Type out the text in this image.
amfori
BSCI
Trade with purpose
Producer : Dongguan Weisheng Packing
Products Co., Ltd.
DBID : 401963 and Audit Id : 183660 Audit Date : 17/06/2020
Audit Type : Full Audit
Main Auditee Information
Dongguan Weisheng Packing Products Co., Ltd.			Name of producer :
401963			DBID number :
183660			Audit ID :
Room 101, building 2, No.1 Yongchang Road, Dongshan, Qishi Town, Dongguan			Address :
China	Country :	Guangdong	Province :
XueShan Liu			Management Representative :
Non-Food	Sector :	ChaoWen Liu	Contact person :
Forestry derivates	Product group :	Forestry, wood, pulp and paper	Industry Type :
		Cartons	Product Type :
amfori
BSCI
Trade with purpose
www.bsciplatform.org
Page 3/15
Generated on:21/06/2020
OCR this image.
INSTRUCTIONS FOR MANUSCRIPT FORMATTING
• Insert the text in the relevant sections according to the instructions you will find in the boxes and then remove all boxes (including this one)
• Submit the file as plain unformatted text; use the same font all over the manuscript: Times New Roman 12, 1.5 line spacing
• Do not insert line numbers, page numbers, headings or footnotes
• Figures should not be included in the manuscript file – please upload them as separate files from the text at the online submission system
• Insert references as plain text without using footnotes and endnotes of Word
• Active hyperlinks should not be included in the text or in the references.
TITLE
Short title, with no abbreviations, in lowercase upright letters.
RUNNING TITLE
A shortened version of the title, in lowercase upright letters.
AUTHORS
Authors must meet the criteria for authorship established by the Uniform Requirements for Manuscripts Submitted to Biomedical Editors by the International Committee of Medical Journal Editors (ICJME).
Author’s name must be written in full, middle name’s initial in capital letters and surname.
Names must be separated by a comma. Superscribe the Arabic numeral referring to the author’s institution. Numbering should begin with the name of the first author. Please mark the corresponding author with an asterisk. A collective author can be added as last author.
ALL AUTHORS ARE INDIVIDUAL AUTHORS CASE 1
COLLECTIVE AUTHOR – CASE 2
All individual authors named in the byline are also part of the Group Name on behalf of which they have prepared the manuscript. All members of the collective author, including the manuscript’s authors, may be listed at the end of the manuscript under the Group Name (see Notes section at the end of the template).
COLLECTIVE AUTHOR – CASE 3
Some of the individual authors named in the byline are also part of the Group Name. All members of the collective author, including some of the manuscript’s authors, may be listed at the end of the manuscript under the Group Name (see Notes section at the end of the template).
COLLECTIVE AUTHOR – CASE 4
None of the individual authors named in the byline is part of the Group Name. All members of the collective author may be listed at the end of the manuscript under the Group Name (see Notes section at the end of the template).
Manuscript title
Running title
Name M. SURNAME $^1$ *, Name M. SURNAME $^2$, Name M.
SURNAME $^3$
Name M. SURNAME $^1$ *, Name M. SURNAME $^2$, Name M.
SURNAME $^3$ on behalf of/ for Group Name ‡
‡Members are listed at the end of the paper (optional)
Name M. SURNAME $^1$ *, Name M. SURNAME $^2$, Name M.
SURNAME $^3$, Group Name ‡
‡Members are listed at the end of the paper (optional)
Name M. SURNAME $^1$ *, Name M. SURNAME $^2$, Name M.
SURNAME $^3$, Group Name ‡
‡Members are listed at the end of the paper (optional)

> Directive:
Look through the entries above and list every line containing "file".

> Task answer:
• Submit the file as plain unformatted text; use the same font all over the manuscript: Times New Roman 12, 1.5 line spacing
• Figures should not be included in the manuscript file – please upload them as separate files from the text at the online submission system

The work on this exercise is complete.